__SET EXERCISE__. The records below are to be copied word for word, with every picture left out.

__PROVIDED ENTRIES__.
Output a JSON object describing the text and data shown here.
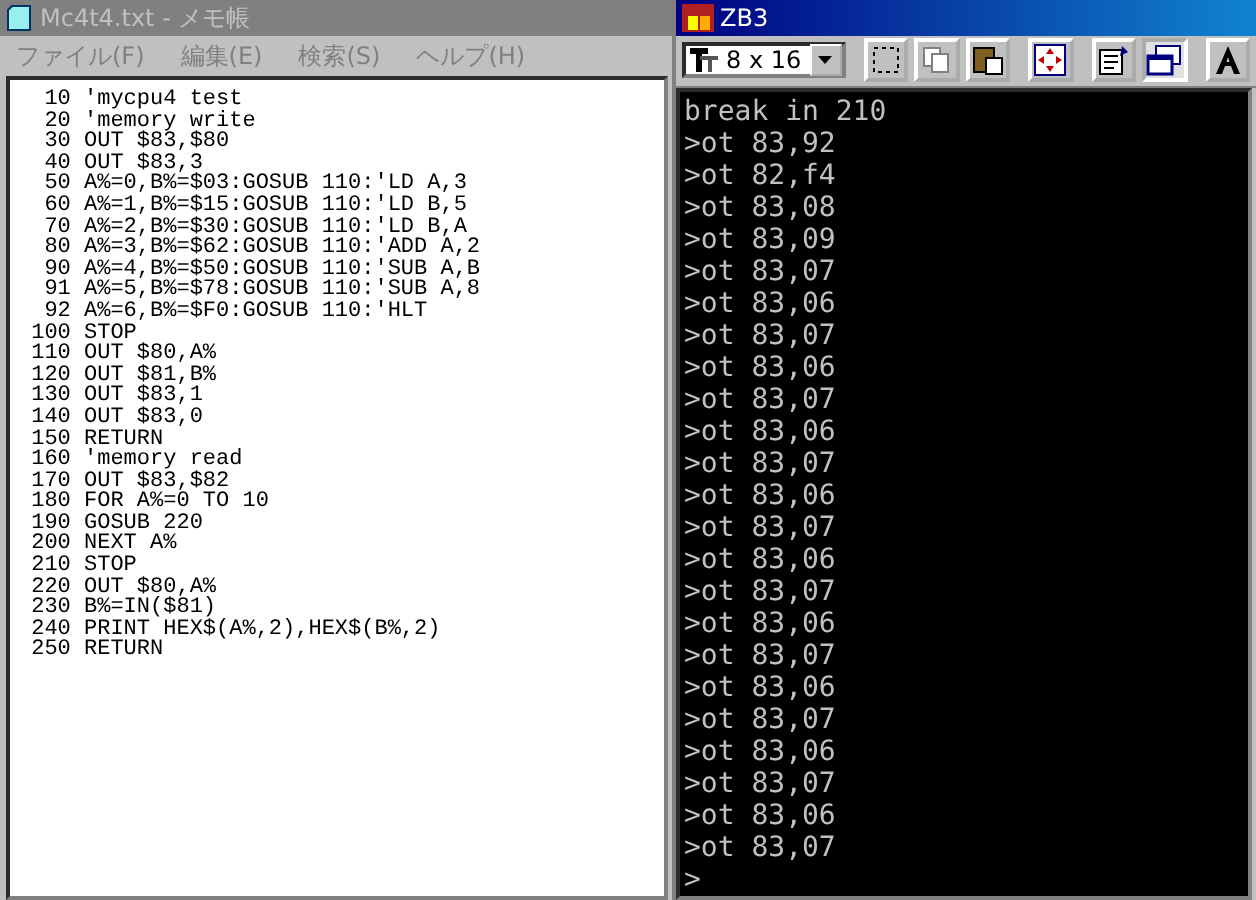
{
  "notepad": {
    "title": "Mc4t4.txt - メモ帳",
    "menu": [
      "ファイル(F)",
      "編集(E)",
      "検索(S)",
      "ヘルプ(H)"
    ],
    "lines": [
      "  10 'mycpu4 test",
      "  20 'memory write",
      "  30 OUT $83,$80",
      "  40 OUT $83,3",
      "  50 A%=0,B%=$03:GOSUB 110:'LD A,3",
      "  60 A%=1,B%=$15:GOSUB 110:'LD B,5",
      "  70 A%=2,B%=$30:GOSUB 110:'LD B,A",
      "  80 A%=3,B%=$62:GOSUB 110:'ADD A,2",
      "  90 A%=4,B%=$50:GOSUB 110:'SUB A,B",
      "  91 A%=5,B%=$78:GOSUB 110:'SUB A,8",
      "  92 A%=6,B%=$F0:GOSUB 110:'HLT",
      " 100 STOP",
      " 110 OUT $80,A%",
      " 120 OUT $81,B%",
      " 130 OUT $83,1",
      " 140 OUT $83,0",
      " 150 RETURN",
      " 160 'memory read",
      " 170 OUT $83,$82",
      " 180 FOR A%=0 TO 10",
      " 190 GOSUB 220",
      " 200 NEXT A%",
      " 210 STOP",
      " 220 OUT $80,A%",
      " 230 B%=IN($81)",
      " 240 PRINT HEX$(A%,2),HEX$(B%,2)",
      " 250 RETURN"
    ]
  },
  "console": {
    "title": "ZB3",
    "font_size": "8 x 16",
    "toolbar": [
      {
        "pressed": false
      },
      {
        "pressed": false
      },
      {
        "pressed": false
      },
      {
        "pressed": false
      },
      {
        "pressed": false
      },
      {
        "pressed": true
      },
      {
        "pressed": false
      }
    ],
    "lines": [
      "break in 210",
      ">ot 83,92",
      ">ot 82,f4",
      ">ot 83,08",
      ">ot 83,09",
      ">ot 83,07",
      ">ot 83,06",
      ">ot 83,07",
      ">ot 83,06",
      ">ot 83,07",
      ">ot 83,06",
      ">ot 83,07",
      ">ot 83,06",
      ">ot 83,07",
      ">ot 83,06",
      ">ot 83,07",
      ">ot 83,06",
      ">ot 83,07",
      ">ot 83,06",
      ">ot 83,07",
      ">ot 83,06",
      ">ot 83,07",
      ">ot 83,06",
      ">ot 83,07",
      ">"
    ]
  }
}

__RESULT BELOW__.
Output a JSON object describing the text and data shown here.
{
  "notepad": {
    "title": "Mc4t4.txt - メモ帳",
    "menu": [
      "ファイル(F)",
      "編集(E)",
      "検索(S)",
      "ヘルプ(H)"
    ],
    "lines": [
      "  10 'mycpu4 test",
      "  20 'memory write",
      "  30 OUT $83,$80",
      "  40 OUT $83,3",
      "  50 A%=0,B%=$03:GOSUB 110:'LD A,3",
      "  60 A%=1,B%=$15:GOSUB 110:'LD B,5",
      "  70 A%=2,B%=$30:GOSUB 110:'LD B,A",
      "  80 A%=3,B%=$62:GOSUB 110:'ADD A,2",
      "  90 A%=4,B%=$50:GOSUB 110:'SUB A,B",
      "  91 A%=5,B%=$78:GOSUB 110:'SUB A,8",
      "  92 A%=6,B%=$F0:GOSUB 110:'HLT",
      " 100 STOP",
      " 110 OUT $80,A%",
      " 120 OUT $81,B%",
      " 130 OUT $83,1",
      " 140 OUT $83,0",
      " 150 RETURN",
      " 160 'memory read",
      " 170 OUT $83,$82",
      " 180 FOR A%=0 TO 10",
      " 190 GOSUB 220",
      " 200 NEXT A%",
      " 210 STOP",
      " 220 OUT $80,A%",
      " 230 B%=IN($81)",
      " 240 PRINT HEX$(A%,2),HEX$(B%,2)",
      " 250 RETURN"
    ]
  },
  "console": {
    "title": "ZB3",
    "font_size": "8 x 16",
    "toolbar": [
      {
        "pressed": false
      },
      {
        "pressed": false
      },
      {
        "pressed": false
      },
      {
        "pressed": false
      },
      {
        "pressed": false
      },
      {
        "pressed": true
      },
      {
        "pressed": false
      }
    ],
    "lines": [
      "break in 210",
      ">ot 83,92",
      ">ot 82,f4",
      ">ot 83,08",
      ">ot 83,09",
      ">ot 83,07",
      ">ot 83,06",
      ">ot 83,07",
      ">ot 83,06",
      ">ot 83,07",
      ">ot 83,06",
      ">ot 83,07",
      ">ot 83,06",
      ">ot 83,07",
      ">ot 83,06",
      ">ot 83,07",
      ">ot 83,06",
      ">ot 83,07",
      ">ot 83,06",
      ">ot 83,07",
      ">ot 83,06",
      ">ot 83,07",
      ">ot 83,06",
      ">ot 83,07",
      ">"
    ]
  }
}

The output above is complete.